#### What you will do:
Reproduce all of the data that follows, character for character.

━━━ Extracted entries ━━━

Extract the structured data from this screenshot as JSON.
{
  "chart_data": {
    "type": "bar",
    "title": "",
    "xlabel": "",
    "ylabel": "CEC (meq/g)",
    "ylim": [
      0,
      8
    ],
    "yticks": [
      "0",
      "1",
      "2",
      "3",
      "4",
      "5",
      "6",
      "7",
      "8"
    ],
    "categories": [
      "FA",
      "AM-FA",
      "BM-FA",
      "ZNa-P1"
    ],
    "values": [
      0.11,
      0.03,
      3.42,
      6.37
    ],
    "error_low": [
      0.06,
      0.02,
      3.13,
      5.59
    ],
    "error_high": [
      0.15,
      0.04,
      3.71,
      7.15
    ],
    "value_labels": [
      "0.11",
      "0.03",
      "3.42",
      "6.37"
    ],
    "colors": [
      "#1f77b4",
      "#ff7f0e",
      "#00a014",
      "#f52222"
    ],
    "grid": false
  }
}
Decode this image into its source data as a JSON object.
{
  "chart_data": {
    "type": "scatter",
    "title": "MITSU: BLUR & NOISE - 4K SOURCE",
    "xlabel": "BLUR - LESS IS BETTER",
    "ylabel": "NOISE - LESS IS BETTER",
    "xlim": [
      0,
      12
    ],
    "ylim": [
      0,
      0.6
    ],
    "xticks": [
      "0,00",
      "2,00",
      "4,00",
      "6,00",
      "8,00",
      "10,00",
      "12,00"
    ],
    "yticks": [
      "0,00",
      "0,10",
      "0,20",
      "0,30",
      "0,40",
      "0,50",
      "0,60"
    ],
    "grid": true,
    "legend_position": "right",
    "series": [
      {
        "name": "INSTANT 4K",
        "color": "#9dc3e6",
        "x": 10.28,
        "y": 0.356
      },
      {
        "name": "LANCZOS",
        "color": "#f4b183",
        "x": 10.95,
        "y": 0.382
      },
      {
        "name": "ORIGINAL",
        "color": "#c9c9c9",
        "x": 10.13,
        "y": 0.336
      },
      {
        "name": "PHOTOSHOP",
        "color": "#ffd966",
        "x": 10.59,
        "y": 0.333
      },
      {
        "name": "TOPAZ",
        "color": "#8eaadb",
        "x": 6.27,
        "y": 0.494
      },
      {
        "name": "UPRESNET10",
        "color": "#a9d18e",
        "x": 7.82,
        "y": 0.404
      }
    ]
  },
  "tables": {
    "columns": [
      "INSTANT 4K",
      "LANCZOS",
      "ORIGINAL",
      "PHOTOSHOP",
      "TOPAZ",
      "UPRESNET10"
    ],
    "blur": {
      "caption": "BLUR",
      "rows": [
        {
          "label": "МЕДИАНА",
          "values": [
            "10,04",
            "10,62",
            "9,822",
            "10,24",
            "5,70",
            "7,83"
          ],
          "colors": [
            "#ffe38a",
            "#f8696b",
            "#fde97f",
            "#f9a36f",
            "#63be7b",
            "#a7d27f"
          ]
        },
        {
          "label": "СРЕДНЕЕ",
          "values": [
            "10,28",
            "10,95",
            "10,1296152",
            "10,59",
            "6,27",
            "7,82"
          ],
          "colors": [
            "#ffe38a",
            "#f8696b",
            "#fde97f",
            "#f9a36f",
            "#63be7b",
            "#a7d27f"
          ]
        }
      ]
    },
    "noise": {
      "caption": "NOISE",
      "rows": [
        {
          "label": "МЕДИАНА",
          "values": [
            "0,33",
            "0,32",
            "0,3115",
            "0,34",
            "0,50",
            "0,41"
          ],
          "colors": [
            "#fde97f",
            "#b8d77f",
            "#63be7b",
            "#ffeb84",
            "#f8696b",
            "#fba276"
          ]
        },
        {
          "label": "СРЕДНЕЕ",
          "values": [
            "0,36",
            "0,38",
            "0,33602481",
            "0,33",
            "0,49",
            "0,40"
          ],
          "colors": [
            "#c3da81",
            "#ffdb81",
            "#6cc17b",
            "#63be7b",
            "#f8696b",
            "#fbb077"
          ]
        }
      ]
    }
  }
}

━━━

#### Full output:
Extract the structured data from this screenshot as JSON.
{
  "chart_data": {
    "type": "bar",
    "title": "",
    "xlabel": "",
    "ylabel": "CEC (meq/g)",
    "ylim": [
      0,
      8
    ],
    "yticks": [
      "0",
      "1",
      "2",
      "3",
      "4",
      "5",
      "6",
      "7",
      "8"
    ],
    "categories": [
      "FA",
      "AM-FA",
      "BM-FA",
      "ZNa-P1"
    ],
    "values": [
      0.11,
      0.03,
      3.42,
      6.37
    ],
    "error_low": [
      0.06,
      0.02,
      3.13,
      5.59
    ],
    "error_high": [
      0.15,
      0.04,
      3.71,
      7.15
    ],
    "value_labels": [
      "0.11",
      "0.03",
      "3.42",
      "6.37"
    ],
    "colors": [
      "#1f77b4",
      "#ff7f0e",
      "#00a014",
      "#f52222"
    ],
    "grid": false
  }
}
Decode this image into its source data as a JSON object.
{
  "chart_data": {
    "type": "scatter",
    "title": "MITSU: BLUR & NOISE - 4K SOURCE",
    "xlabel": "BLUR - LESS IS BETTER",
    "ylabel": "NOISE - LESS IS BETTER",
    "xlim": [
      0,
      12
    ],
    "ylim": [
      0,
      0.6
    ],
    "xticks": [
      "0,00",
      "2,00",
      "4,00",
      "6,00",
      "8,00",
      "10,00",
      "12,00"
    ],
    "yticks": [
      "0,00",
      "0,10",
      "0,20",
      "0,30",
      "0,40",
      "0,50",
      "0,60"
    ],
    "grid": true,
    "legend_position": "right",
    "series": [
      {
        "name": "INSTANT 4K",
        "color": "#9dc3e6",
        "x": 10.28,
        "y": 0.356
      },
      {
        "name": "LANCZOS",
        "color": "#f4b183",
        "x": 10.95,
        "y": 0.382
      },
      {
        "name": "ORIGINAL",
        "color": "#c9c9c9",
        "x": 10.13,
        "y": 0.336
      },
      {
        "name": "PHOTOSHOP",
        "color": "#ffd966",
        "x": 10.59,
        "y": 0.333
      },
      {
        "name": "TOPAZ",
        "color": "#8eaadb",
        "x": 6.27,
        "y": 0.494
      },
      {
        "name": "UPRESNET10",
        "color": "#a9d18e",
        "x": 7.82,
        "y": 0.404
      }
    ]
  },
  "tables": {
    "columns": [
      "INSTANT 4K",
      "LANCZOS",
      "ORIGINAL",
      "PHOTOSHOP",
      "TOPAZ",
      "UPRESNET10"
    ],
    "blur": {
      "caption": "BLUR",
      "rows": [
        {
          "label": "МЕДИАНА",
          "values": [
            "10,04",
            "10,62",
            "9,822",
            "10,24",
            "5,70",
            "7,83"
          ],
          "colors": [
            "#ffe38a",
            "#f8696b",
            "#fde97f",
            "#f9a36f",
            "#63be7b",
            "#a7d27f"
          ]
        },
        {
          "label": "СРЕДНЕЕ",
          "values": [
            "10,28",
            "10,95",
            "10,1296152",
            "10,59",
            "6,27",
            "7,82"
          ],
          "colors": [
            "#ffe38a",
            "#f8696b",
            "#fde97f",
            "#f9a36f",
            "#63be7b",
            "#a7d27f"
          ]
        }
      ]
    },
    "noise": {
      "caption": "NOISE",
      "rows": [
        {
          "label": "МЕДИАНА",
          "values": [
            "0,33",
            "0,32",
            "0,3115",
            "0,34",
            "0,50",
            "0,41"
          ],
          "colors": [
            "#fde97f",
            "#b8d77f",
            "#63be7b",
            "#ffeb84",
            "#f8696b",
            "#fba276"
          ]
        },
        {
          "label": "СРЕДНЕЕ",
          "values": [
            "0,36",
            "0,38",
            "0,33602481",
            "0,33",
            "0,49",
            "0,40"
          ],
          "colors": [
            "#c3da81",
            "#ffdb81",
            "#6cc17b",
            "#63be7b",
            "#f8696b",
            "#fbb077"
          ]
        }
      ]
    }
  }
}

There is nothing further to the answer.